What you are asked to do
Copy every item below word for word, leaving out the pictures.

(Records with labeled boxes)
◇ ◇ ◇ ◇

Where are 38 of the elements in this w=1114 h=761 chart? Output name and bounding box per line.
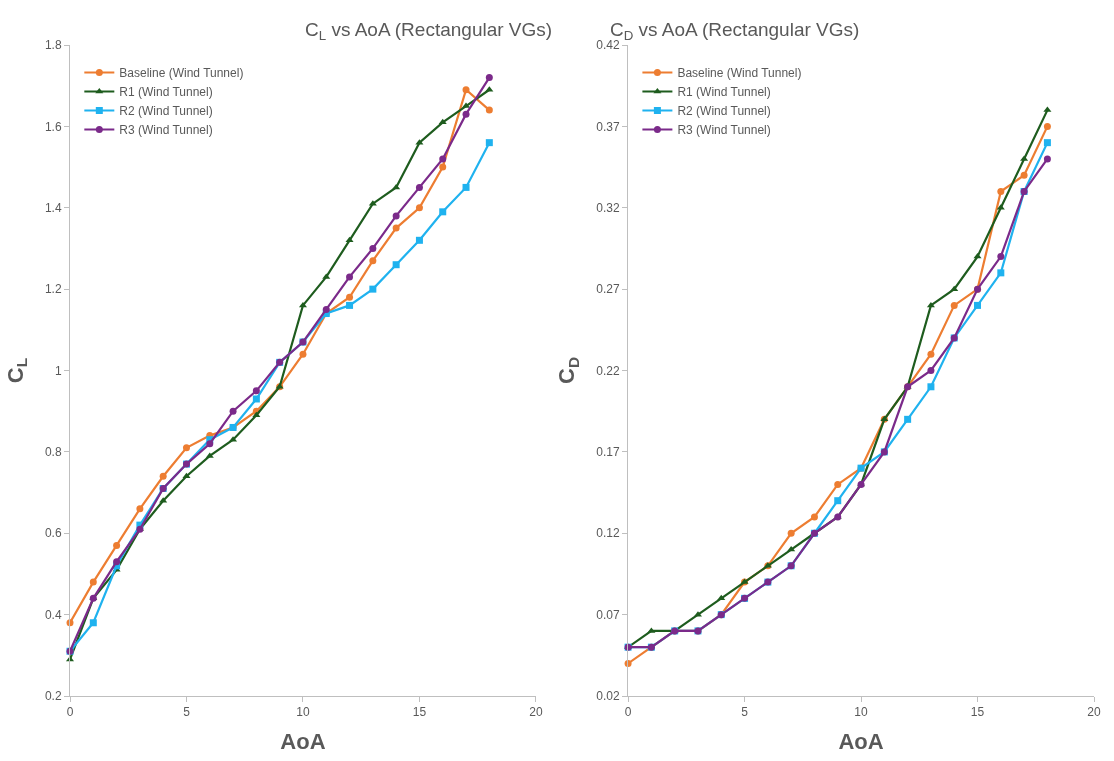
x-tick-label: 10 xyxy=(854,705,869,720)
y-tick-label: 1 xyxy=(54,363,62,378)
x-tick-label: 0 xyxy=(66,705,74,720)
y-tick-label: 0.22 xyxy=(596,363,620,378)
x-tick-label: 0 xyxy=(624,705,632,720)
y-tick-label: 1.6 xyxy=(44,119,62,134)
y-tick-label: 0.32 xyxy=(596,200,620,215)
y-tick-label: 0.02 xyxy=(596,689,620,704)
x-tick-label: 5 xyxy=(741,705,749,720)
legend-label: R2 (Wind Tunnel) xyxy=(119,104,213,119)
x-axis-title: AoA xyxy=(838,729,884,755)
x-tick-label: 5 xyxy=(183,705,191,720)
y-tick-label: 0.2 xyxy=(44,689,62,704)
legend-label: R1 (Wind Tunnel) xyxy=(677,85,771,100)
x-tick-label: 15 xyxy=(412,705,427,720)
legend-label: Baseline (Wind Tunnel) xyxy=(677,66,802,81)
x-tick-label: 20 xyxy=(529,705,543,720)
y-tick-label: 1.2 xyxy=(44,282,62,297)
x-axis-title: AoA xyxy=(280,729,326,755)
y-tick-label: 1.8 xyxy=(44,38,62,53)
legend-label: R2 (Wind Tunnel) xyxy=(677,104,771,119)
x-tick-label: 15 xyxy=(970,705,985,720)
y-tick-label: 0.27 xyxy=(596,282,620,297)
y-tick-label: 1.4 xyxy=(44,200,62,215)
y-tick-label: 0.6 xyxy=(44,526,62,541)
legend-label: Baseline (Wind Tunnel) xyxy=(119,66,244,81)
y-tick-label: 0.17 xyxy=(596,445,620,460)
y-tick-label: 0.4 xyxy=(44,607,62,622)
x-tick-label: 20 xyxy=(1087,705,1101,720)
legend-label: R3 (Wind Tunnel) xyxy=(677,123,771,138)
chart-title: C$_{L}$ vs AoA (Rectangular VGs) xyxy=(305,19,553,43)
y-tick-label: 0.07 xyxy=(596,607,620,622)
y-tick-label: 0.8 xyxy=(44,445,62,460)
y-tick-label: 0.12 xyxy=(596,526,620,541)
legend-label: R3 (Wind Tunnel) xyxy=(119,123,213,138)
x-tick-label: 10 xyxy=(296,705,310,720)
legend-label: R1 (Wind Tunnel) xyxy=(119,85,213,100)
y-tick-label: 0.37 xyxy=(596,119,620,134)
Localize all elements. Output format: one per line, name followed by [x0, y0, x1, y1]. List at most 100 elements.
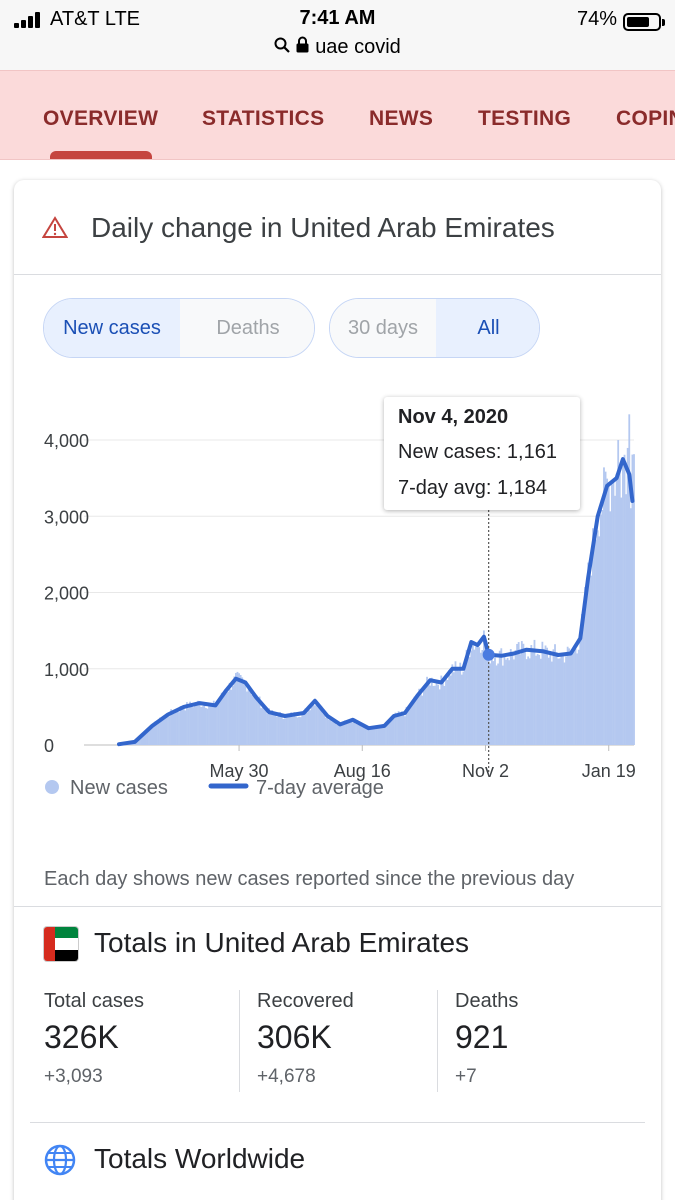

◇ ◇ ◇ ◇

Problem solution
Where are 38 of the elements in this w=1114 h=761 chart? Output name and bounding box per line.
x-tick-label: 10 xyxy=(854,705,869,720)
y-tick-label: 1 xyxy=(54,363,62,378)
x-tick-label: 0 xyxy=(66,705,74,720)
y-tick-label: 0.22 xyxy=(596,363,620,378)
x-tick-label: 0 xyxy=(624,705,632,720)
y-tick-label: 1.6 xyxy=(44,119,62,134)
y-tick-label: 0.32 xyxy=(596,200,620,215)
y-tick-label: 0.02 xyxy=(596,689,620,704)
x-tick-label: 5 xyxy=(741,705,749,720)
legend-label: R2 (Wind Tunnel) xyxy=(119,104,213,119)
x-axis-title: AoA xyxy=(838,729,884,755)
x-tick-label: 5 xyxy=(183,705,191,720)
y-tick-label: 0.2 xyxy=(44,689,62,704)
legend-label: R1 (Wind Tunnel) xyxy=(677,85,771,100)
x-tick-label: 15 xyxy=(412,705,427,720)
legend-label: Baseline (Wind Tunnel) xyxy=(677,66,802,81)
x-tick-label: 20 xyxy=(529,705,543,720)
y-tick-label: 1.2 xyxy=(44,282,62,297)
x-axis-title: AoA xyxy=(280,729,326,755)
y-tick-label: 1.8 xyxy=(44,38,62,53)
legend-label: R2 (Wind Tunnel) xyxy=(677,104,771,119)
x-tick-label: 15 xyxy=(970,705,985,720)
y-tick-label: 0.27 xyxy=(596,282,620,297)
y-tick-label: 1.4 xyxy=(44,200,62,215)
y-tick-label: 0.6 xyxy=(44,526,62,541)
legend-label: Baseline (Wind Tunnel) xyxy=(119,66,244,81)
y-tick-label: 0.17 xyxy=(596,445,620,460)
y-tick-label: 0.4 xyxy=(44,607,62,622)
x-tick-label: 20 xyxy=(1087,705,1101,720)
legend-label: R3 (Wind Tunnel) xyxy=(677,123,771,138)
chart-title: C$_{L}$ vs AoA (Rectangular VGs) xyxy=(305,19,553,43)
y-tick-label: 0.07 xyxy=(596,607,620,622)
y-tick-label: 0.8 xyxy=(44,445,62,460)
y-tick-label: 0.12 xyxy=(596,526,620,541)
legend-label: R3 (Wind Tunnel) xyxy=(119,123,213,138)
x-tick-label: 10 xyxy=(296,705,310,720)
legend-label: R1 (Wind Tunnel) xyxy=(119,85,213,100)
y-tick-label: 0.37 xyxy=(596,119,620,134)
Localize all elements. Output format: one per line, name followed by [x0, y0, x1, y1]. List at most 100 elements.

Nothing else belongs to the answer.